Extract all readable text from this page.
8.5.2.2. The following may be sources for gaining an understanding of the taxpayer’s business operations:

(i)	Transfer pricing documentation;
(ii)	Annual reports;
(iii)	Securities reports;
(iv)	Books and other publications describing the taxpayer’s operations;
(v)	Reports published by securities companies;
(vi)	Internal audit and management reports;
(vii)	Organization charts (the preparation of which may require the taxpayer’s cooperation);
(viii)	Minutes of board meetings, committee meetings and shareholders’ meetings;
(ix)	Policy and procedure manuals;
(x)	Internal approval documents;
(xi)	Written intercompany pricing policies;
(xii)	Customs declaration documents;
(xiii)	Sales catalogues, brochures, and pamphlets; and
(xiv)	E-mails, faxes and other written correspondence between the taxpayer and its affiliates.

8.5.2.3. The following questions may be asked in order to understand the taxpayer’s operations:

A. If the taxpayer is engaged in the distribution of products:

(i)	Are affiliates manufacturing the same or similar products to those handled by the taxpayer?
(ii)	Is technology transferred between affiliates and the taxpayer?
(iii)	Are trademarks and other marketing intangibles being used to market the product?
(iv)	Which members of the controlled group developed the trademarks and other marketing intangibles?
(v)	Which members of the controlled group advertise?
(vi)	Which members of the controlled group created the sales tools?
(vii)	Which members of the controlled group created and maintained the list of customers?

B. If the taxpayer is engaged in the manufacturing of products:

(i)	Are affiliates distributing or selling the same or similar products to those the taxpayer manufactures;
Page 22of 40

* * * * *

• EXERCISE DESCRIPTION: Retype the data in full and match it exactly.

• RESULT FOR THIS EXERCISE:
Extract all readable text from this page.
8.5.2.2. The following may be sources for gaining an understanding of the taxpayer’s business operations:

(i)	Transfer pricing documentation;
(ii)	Annual reports;
(iii)	Securities reports;
(iv)	Books and other publications describing the taxpayer’s operations;
(v)	Reports published by securities companies;
(vi)	Internal audit and management reports;
(vii)	Organization charts (the preparation of which may require the taxpayer’s cooperation);
(viii)	Minutes of board meetings, committee meetings and shareholders’ meetings;
(ix)	Policy and procedure manuals;
(x)	Internal approval documents;
(xi)	Written intercompany pricing policies;
(xii)	Customs declaration documents;
(xiii)	Sales catalogues, brochures, and pamphlets; and
(xiv)	E-mails, faxes and other written correspondence between the taxpayer and its affiliates.

8.5.2.3. The following questions may be asked in order to understand the taxpayer’s operations:

A. If the taxpayer is engaged in the distribution of products:

(i)	Are affiliates manufacturing the same or similar products to those handled by the taxpayer?
(ii)	Is technology transferred between affiliates and the taxpayer?
(iii)	Are trademarks and other marketing intangibles being used to market the product?
(iv)	Which members of the controlled group developed the trademarks and other marketing intangibles?
(v)	Which members of the controlled group advertise?
(vi)	Which members of the controlled group created the sales tools?
(vii)	Which members of the controlled group created and maintained the list of customers?

B. If the taxpayer is engaged in the manufacturing of products:

(i)	Are affiliates distributing or selling the same or similar products to those the taxpayer manufactures;
Page 22of 40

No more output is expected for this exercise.